Required task: Transcribe only the stretch of lines that opens with the line containing "Transcribe the text in this document." and closes with the last line of the listing, skipping pictures.

Extracted information:

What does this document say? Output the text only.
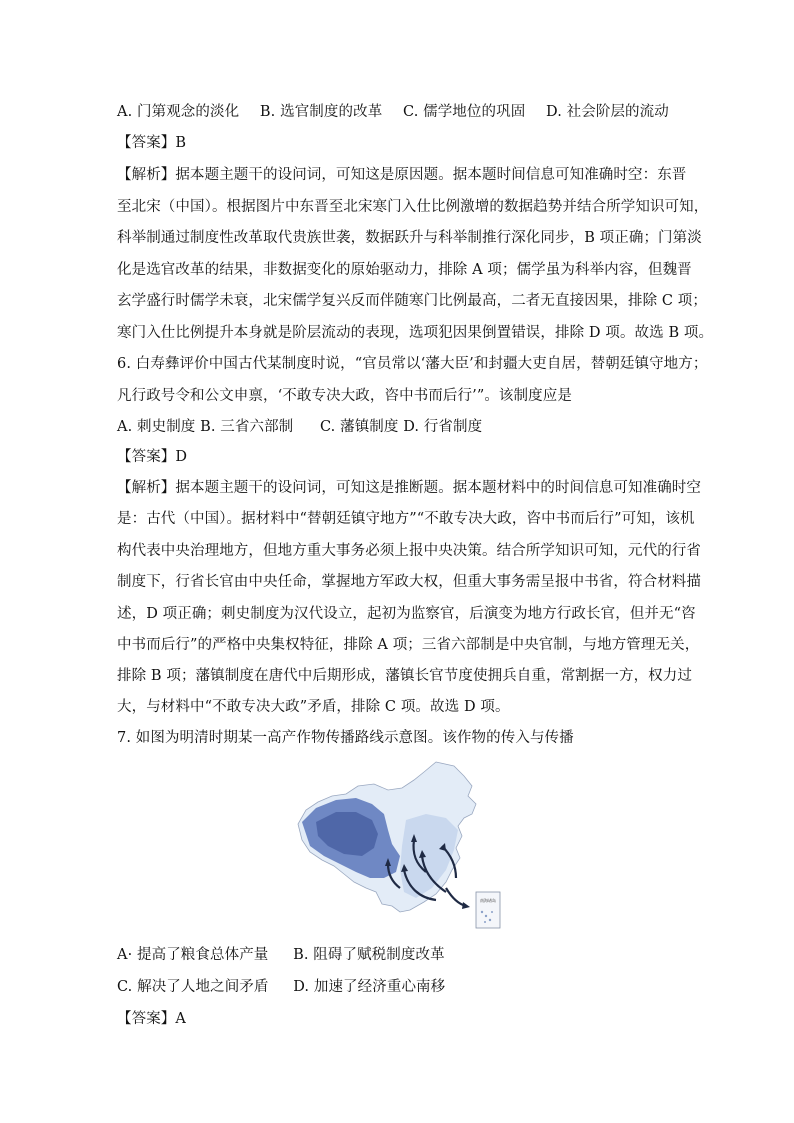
A. 门第观念的淡化 B. 选官制度的改革 C. 儒学地位的巩固 D. 社会阶层的流动
【答案】B
【解析】据本题主题干的设问词，可知这是原因题。据本题时间信息可知准确时空：东晋
至北宋（中国）。根据图片中东晋至北宋寒门入仕比例激增的数据趋势并结合所学知识可知，
科举制通过制度性改革取代贵族世袭，数据跃升与科举制推行深化同步，B 项正确；门第淡
化是选官改革的结果，非数据变化的原始驱动力，排除 A 项；儒学虽为科举内容，但魏晋
玄学盛行时儒学未衰，北宋儒学复兴反而伴随寒门比例最高，二者无直接因果，排除 C 项；
寒门入仕比例提升本身就是阶层流动的表现，选项犯因果倒置错误，排除 D 项。故选 B 项。
6. 白寿彝评价中国古代某制度时说，“官员常以‘藩大臣’和封疆大吏自居，替朝廷镇守地方；
凡行政号令和公文申禀，‘不敢专决大政，咨中书而后行’”。该制度应是
A. 刺史制度 B. 三省六部制 C. 藩镇制度 D. 行省制度
【答案】D
【解析】据本题主题干的设问词，可知这是推断题。据本题材料中的时间信息可知准确时空
是：古代（中国）。据材料中“替朝廷镇守地方”“不敢专决大政，咨中书而后行”可知，该机
构代表中央治理地方，但地方重大事务必须上报中央决策。结合所学知识可知，元代的行省
制度下，行省长官由中央任命，掌握地方军政大权，但重大事务需呈报中书省，符合材料描
述，D 项正确；刺史制度为汉代设立，起初为监察官，后演变为地方行政长官，但并无“咨
中书而后行”的严格中央集权特征，排除 A 项；三省六部制是中央官制，与地方管理无关，
排除 B 项；藩镇制度在唐代中后期形成，藩镇长官节度使拥兵自重，常割据一方，权力过
大，与材料中“不敢专决大政”矛盾，排除 C 项。故选 D 项。
7. 如图为明清时期某一高产作物传播路线示意图。该作物的传入与传播
南海诸岛
A· 提高了粮食总体产量 B. 阻碍了赋税制度改革
C. 解决了人地之间矛盾 D. 加速了经济重心南移
【答案】A
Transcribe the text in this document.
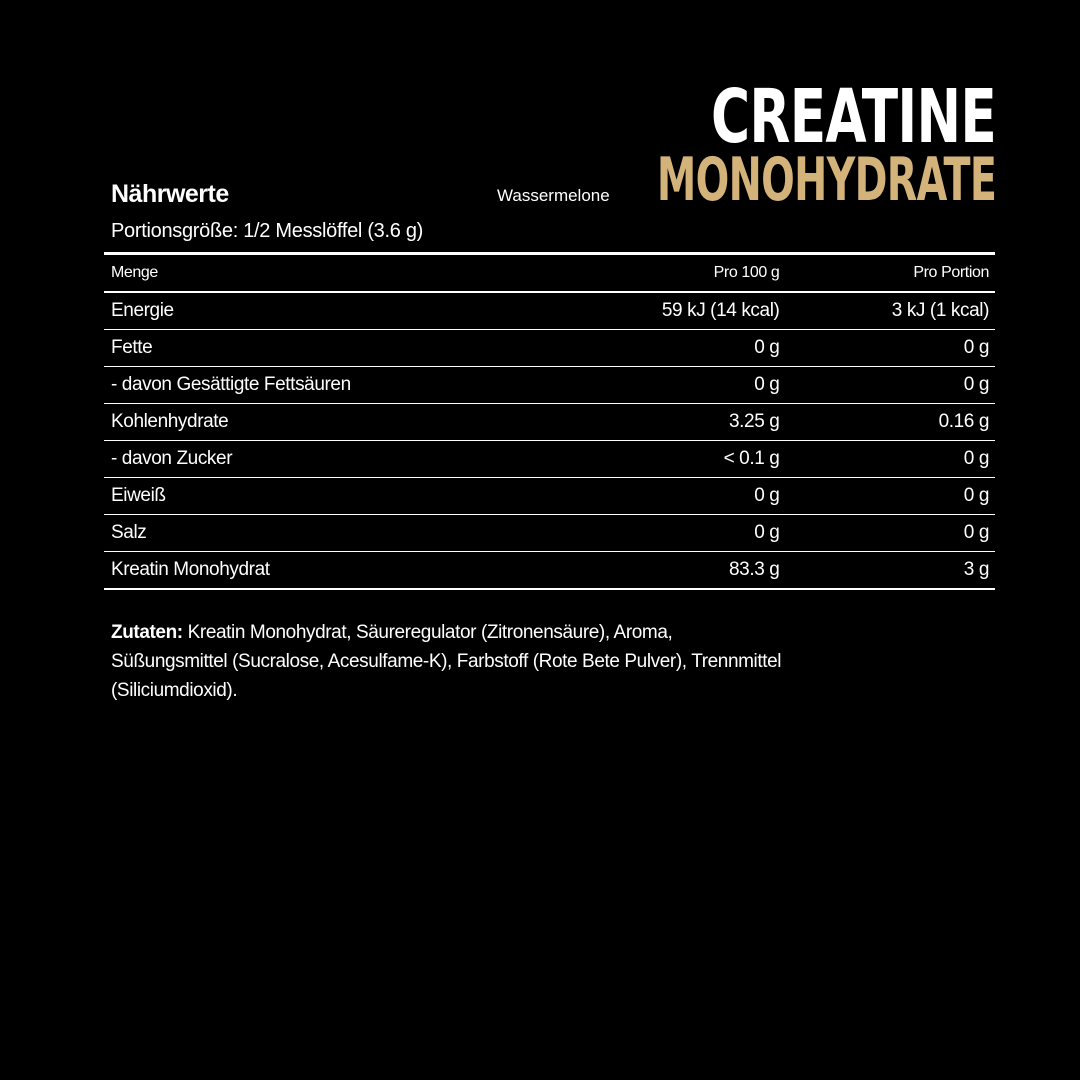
CREATINE
Wassermelone MONOHYDRATE
Nährwerte
Portionsgröße: 1/2 Messlöffel (3.6 g)
Menge	Pro 100 g	Pro Portion
Energie	59 kJ (14 kcal)	3 kJ (1 kcal)
Fette	0 g	0 g
- davon Gesättigte Fettsäuren	0 g	0 g
Kohlenhydrate	3.25 g	0.16 g
- davon Zucker	< 0.1 g	0 g
Eiweiß	0 g	0 g
Salz	0 g	0 g
Kreatin Monohydrat	83.3 g	3 g
Zutaten: Kreatin Monohydrat, Säureregulator (Zitronensäure), Aroma, Süßungsmittel (Sucralose, Acesulfame-K), Farbstoff (Rote Bete Pulver), Trennmittel (Siliciumdioxid).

Result of this exercise:
Transcribe the text in this document.
CREATINE
Wassermelone MONOHYDRATE
Nährwerte
Portionsgröße: 1/2 Messlöffel (3.6 g)
Menge	Pro 100 g	Pro Portion
Energie	59 kJ (14 kcal)	3 kJ (1 kcal)
Fette	0 g	0 g
- davon Gesättigte Fettsäuren	0 g	0 g
Kohlenhydrate	3.25 g	0.16 g
- davon Zucker	< 0.1 g	0 g
Eiweiß	0 g	0 g
Salz	0 g	0 g
Kreatin Monohydrat	83.3 g	3 g
Zutaten: Kreatin Monohydrat, Säureregulator (Zitronensäure), Aroma, Süßungsmittel (Sucralose, Acesulfame-K), Farbstoff (Rote Bete Pulver), Trennmittel (Siliciumdioxid).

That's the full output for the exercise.